_TASK TO CARRY OUT_.
Work out how many lines hold "this". Give the number and nothing else.

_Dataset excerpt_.
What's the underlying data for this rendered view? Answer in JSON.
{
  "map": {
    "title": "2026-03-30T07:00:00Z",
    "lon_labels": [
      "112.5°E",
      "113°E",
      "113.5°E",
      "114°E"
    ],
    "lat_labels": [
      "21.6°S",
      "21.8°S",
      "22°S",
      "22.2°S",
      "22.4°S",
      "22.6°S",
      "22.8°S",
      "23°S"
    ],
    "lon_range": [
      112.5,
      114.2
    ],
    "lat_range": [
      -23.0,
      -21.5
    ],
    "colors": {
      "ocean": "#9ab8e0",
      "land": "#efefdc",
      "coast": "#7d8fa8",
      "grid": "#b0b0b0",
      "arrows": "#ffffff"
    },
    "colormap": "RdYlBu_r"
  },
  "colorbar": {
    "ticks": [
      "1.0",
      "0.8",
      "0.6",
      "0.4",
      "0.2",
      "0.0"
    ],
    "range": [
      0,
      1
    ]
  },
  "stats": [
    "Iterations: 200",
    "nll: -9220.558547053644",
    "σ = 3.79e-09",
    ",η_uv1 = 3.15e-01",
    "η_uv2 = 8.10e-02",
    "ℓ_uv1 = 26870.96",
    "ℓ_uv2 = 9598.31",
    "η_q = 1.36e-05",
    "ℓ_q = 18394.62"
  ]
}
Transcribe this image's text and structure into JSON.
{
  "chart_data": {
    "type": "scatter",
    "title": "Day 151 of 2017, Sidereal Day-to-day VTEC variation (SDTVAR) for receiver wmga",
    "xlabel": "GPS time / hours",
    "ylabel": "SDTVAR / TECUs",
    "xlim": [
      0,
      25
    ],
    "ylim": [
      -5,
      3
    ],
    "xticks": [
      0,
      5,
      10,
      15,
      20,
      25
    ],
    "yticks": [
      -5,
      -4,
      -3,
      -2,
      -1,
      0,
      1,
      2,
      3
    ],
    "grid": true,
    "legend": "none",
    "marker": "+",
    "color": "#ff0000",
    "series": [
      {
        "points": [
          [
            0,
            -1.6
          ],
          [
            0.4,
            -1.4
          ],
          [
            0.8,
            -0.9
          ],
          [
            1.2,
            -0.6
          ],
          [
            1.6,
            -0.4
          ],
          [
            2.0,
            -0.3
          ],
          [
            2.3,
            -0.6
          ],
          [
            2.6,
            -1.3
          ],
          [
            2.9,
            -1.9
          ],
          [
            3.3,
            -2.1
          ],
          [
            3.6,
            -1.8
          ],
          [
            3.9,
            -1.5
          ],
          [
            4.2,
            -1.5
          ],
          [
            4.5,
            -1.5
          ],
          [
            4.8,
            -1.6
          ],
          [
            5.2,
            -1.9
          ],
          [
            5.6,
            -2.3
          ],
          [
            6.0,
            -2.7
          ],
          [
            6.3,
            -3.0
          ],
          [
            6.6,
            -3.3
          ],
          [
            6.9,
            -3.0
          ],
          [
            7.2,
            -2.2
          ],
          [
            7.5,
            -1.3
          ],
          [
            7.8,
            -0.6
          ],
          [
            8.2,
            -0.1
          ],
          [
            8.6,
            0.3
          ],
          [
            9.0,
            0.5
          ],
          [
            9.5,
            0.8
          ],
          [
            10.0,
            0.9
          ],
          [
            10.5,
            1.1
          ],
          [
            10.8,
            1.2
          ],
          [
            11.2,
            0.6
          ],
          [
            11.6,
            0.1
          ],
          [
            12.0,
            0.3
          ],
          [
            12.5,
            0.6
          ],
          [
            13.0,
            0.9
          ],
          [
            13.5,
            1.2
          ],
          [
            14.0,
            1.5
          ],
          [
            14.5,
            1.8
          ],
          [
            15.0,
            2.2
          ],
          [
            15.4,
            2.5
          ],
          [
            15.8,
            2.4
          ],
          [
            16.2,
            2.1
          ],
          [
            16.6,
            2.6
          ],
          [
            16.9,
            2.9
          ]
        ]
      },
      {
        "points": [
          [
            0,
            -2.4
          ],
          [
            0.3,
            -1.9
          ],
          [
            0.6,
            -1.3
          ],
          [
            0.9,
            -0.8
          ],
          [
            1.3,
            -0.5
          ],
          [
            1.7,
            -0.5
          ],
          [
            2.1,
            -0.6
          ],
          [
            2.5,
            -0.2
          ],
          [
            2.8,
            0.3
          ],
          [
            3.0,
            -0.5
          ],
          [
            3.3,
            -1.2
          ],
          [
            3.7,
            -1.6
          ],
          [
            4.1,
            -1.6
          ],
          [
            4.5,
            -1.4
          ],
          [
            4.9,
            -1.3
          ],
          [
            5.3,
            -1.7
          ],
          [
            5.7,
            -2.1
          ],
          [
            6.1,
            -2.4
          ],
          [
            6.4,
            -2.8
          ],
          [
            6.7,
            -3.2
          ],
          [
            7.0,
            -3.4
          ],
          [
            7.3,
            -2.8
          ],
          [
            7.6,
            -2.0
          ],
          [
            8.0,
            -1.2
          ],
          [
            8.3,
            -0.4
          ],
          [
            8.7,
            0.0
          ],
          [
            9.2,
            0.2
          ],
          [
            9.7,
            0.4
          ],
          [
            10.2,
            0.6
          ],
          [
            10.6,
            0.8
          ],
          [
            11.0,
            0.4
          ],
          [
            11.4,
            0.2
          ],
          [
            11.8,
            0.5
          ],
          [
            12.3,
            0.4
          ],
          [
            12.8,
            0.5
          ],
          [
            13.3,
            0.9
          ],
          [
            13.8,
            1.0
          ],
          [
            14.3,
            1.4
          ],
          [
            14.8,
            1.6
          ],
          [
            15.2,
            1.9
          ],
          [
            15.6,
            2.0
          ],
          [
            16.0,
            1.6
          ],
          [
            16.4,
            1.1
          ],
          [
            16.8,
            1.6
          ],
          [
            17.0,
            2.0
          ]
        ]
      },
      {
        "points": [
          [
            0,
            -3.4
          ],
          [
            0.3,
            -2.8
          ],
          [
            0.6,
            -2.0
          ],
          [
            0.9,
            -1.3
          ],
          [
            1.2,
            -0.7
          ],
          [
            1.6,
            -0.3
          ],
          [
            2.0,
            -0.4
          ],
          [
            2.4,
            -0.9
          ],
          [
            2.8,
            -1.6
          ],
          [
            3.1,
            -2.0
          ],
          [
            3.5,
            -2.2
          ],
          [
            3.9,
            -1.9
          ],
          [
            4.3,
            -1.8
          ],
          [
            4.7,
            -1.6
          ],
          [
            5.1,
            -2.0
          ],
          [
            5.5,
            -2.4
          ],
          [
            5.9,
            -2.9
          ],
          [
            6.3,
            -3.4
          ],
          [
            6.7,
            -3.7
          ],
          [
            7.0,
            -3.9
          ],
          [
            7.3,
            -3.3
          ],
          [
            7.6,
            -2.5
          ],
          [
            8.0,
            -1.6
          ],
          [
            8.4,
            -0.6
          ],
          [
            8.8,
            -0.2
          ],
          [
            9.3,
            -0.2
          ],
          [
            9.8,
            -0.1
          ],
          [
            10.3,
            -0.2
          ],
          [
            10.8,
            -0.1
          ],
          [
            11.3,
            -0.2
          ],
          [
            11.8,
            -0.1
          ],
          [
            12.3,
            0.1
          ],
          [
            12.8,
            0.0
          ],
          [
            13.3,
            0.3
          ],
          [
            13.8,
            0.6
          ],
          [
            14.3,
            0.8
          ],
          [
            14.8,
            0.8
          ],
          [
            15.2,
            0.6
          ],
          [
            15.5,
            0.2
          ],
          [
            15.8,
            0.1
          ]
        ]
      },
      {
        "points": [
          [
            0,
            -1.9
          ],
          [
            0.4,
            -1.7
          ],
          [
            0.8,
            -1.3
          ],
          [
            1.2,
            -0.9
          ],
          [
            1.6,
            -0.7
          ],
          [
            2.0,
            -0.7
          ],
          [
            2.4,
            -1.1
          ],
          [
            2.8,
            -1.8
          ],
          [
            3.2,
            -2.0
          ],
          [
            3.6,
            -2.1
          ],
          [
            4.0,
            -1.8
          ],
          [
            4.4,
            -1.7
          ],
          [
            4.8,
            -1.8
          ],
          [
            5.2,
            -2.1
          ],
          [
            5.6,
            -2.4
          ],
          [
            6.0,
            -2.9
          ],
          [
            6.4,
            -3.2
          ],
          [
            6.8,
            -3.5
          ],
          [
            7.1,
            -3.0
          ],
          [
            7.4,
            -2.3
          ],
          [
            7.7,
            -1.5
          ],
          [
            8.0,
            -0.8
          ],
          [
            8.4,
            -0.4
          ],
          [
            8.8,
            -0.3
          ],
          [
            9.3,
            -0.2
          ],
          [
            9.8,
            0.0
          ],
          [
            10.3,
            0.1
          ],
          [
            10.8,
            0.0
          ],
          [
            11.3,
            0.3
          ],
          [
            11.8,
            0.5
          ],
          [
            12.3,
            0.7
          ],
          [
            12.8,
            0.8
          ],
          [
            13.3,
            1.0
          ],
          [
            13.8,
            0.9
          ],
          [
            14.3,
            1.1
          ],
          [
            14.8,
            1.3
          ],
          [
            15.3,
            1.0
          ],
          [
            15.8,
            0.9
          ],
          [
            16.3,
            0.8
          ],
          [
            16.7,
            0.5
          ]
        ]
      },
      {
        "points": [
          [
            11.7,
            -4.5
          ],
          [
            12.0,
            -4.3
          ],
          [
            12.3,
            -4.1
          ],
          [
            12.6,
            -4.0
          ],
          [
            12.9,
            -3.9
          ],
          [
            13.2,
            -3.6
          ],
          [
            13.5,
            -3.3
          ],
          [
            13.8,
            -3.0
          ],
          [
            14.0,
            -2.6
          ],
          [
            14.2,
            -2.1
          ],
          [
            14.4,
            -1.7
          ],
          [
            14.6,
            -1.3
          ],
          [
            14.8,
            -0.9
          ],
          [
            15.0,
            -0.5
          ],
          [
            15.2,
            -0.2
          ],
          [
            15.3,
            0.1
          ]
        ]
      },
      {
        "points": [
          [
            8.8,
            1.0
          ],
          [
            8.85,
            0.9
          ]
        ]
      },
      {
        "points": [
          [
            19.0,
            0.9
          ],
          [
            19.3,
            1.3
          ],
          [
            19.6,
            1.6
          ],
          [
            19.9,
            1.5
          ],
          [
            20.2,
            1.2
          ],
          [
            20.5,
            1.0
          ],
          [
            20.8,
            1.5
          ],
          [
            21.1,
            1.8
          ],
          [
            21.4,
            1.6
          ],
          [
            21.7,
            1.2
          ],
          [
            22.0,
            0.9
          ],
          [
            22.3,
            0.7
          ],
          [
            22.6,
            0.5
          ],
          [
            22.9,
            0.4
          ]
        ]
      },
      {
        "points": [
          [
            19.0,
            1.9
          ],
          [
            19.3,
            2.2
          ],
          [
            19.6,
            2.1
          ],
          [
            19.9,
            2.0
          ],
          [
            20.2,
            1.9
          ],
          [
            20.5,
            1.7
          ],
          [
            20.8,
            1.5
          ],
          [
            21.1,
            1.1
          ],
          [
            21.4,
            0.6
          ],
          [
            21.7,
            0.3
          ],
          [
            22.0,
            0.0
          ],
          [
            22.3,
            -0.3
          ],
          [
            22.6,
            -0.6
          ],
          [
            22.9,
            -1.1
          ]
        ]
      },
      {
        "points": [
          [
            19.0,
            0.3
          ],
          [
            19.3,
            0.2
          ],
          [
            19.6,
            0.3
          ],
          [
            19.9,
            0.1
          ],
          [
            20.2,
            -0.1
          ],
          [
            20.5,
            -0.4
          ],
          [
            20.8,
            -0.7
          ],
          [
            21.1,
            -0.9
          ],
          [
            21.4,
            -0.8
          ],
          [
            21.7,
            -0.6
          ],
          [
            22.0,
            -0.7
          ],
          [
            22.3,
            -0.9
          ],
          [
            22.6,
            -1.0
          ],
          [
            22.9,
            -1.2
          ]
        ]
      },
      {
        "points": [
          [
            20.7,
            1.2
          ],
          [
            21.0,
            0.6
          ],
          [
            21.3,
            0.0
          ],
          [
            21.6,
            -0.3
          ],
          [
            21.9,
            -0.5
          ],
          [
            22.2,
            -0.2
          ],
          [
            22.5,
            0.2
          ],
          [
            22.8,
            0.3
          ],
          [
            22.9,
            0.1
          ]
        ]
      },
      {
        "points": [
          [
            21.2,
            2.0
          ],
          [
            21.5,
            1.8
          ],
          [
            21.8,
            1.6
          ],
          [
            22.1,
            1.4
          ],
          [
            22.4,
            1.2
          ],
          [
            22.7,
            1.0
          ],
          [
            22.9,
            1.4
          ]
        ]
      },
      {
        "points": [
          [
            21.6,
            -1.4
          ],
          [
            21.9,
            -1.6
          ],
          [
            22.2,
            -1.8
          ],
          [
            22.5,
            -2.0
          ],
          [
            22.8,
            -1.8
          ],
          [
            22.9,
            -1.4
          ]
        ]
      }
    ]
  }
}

_TASK OUTPUT_.
2